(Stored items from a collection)
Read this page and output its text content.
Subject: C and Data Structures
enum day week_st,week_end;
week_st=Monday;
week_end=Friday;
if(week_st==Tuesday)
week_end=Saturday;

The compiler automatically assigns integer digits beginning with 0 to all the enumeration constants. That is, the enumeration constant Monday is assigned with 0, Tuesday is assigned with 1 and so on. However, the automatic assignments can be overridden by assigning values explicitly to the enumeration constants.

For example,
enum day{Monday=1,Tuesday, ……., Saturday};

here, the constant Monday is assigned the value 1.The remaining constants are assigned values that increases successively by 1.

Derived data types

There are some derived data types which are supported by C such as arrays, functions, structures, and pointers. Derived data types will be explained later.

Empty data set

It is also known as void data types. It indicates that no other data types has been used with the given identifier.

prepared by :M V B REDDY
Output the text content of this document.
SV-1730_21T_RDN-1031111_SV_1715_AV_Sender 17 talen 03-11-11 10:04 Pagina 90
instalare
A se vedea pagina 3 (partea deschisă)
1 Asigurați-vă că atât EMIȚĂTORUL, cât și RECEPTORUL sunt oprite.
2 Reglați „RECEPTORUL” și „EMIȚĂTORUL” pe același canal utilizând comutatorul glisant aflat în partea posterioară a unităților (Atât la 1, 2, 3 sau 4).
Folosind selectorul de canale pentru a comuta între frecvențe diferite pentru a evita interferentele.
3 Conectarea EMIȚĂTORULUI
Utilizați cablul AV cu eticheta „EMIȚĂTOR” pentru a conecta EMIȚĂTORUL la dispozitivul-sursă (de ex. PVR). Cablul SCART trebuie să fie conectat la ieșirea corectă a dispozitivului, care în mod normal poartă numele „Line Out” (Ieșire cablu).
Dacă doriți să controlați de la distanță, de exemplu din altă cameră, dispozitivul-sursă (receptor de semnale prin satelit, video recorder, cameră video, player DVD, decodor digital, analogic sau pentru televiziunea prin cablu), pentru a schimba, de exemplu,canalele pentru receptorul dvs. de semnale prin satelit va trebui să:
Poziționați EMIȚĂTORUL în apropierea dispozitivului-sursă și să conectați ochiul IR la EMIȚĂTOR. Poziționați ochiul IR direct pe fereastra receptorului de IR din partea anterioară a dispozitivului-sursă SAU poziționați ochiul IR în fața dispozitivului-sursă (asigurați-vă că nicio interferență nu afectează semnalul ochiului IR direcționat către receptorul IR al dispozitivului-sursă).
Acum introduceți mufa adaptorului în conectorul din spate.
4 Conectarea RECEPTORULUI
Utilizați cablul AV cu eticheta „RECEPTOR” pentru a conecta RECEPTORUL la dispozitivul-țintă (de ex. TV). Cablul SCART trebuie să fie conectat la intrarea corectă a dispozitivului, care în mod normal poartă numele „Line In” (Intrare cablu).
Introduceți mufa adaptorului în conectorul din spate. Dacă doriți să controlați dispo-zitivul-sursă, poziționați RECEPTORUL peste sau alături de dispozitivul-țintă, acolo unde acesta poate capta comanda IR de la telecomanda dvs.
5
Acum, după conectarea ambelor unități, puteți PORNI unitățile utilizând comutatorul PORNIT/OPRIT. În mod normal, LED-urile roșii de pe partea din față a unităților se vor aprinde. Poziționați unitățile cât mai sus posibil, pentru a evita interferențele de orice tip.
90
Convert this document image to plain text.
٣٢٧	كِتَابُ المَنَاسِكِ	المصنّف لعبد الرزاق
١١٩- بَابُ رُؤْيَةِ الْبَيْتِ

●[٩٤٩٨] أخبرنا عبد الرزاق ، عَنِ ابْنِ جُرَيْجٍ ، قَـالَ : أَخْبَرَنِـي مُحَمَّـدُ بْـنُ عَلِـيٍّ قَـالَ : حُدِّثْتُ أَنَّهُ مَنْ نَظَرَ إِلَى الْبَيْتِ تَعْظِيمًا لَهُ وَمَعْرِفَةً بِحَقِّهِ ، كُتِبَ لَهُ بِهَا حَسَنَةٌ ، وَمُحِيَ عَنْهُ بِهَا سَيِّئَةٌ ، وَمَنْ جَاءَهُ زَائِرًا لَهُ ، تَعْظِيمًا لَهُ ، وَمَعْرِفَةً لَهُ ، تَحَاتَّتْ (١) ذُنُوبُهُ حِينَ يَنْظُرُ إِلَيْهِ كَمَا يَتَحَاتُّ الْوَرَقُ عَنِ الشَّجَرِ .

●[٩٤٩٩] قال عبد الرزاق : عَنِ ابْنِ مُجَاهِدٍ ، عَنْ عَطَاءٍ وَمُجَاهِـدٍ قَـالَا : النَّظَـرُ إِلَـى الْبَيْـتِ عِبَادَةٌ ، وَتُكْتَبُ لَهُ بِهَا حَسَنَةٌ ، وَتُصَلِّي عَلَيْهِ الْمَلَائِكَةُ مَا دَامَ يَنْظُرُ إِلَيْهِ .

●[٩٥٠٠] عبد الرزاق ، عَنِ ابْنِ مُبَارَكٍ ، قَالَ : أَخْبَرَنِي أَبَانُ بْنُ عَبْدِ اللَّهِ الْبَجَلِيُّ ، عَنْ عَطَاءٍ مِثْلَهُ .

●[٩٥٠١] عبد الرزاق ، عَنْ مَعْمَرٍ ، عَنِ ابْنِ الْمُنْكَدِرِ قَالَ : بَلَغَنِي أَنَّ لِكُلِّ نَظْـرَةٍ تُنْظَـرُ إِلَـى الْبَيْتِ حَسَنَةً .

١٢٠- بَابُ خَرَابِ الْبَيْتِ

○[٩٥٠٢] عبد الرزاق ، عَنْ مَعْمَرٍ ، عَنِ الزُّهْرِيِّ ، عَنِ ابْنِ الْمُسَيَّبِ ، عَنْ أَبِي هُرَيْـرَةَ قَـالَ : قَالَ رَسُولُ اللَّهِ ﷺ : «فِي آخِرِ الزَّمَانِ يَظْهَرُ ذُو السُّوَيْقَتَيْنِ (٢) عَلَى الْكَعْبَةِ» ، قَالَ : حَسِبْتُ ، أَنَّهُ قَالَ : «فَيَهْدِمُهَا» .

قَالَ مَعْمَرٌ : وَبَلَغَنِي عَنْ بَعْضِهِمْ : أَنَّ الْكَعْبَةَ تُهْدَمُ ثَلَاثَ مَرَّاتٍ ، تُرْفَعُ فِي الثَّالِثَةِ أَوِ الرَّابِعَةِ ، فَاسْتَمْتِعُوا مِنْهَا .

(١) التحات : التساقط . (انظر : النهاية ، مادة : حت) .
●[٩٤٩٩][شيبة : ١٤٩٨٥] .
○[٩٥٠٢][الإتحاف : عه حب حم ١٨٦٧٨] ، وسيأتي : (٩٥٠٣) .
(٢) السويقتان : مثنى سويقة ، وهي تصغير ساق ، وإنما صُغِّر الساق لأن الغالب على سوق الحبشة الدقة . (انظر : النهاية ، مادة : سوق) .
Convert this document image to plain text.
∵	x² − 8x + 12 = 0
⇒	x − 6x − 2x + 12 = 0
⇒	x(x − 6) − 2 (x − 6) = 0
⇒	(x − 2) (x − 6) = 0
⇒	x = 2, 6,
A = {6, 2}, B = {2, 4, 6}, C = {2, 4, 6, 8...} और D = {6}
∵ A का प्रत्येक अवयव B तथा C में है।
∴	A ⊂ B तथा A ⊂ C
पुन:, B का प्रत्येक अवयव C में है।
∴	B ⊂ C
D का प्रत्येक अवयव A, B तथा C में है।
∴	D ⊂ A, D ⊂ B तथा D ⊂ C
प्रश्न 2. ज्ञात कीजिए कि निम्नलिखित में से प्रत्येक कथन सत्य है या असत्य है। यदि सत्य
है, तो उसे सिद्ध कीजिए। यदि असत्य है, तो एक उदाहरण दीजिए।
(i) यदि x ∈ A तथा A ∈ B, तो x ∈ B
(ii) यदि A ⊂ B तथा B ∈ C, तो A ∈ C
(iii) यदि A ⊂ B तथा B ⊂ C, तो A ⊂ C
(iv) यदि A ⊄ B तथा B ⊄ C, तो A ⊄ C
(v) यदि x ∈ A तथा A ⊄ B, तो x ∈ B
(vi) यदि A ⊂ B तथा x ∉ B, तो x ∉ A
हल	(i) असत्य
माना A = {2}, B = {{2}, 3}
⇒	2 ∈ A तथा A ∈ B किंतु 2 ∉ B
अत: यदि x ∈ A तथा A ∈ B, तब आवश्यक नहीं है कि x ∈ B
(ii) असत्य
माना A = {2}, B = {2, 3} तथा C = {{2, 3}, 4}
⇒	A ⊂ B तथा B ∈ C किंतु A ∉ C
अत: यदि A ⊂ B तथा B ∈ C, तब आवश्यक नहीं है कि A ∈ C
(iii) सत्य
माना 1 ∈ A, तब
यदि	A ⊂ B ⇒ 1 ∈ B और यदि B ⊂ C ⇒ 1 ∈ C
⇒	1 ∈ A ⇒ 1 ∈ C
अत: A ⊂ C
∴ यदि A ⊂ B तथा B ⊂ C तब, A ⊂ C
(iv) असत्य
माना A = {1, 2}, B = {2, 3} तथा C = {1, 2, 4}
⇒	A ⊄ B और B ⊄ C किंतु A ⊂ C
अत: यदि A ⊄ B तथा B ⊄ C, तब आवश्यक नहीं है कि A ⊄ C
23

▸ TASK GOAL: Copy each line of the data above that holds "constant".

▸ RESULT OF THE EXERCISE:
The compiler automatically assigns integer digits beginning with 0 to all the enumeration constants. That is, the enumeration constant Monday is assigned with 0, Tuesday is assigned with 1 and so on. However, the automatic assignments can be overridden by assigning values explicitly to the enumeration constants.
here, the constant Monday is assigned the value 1.The remaining constants are assigned values that increases successively by 1.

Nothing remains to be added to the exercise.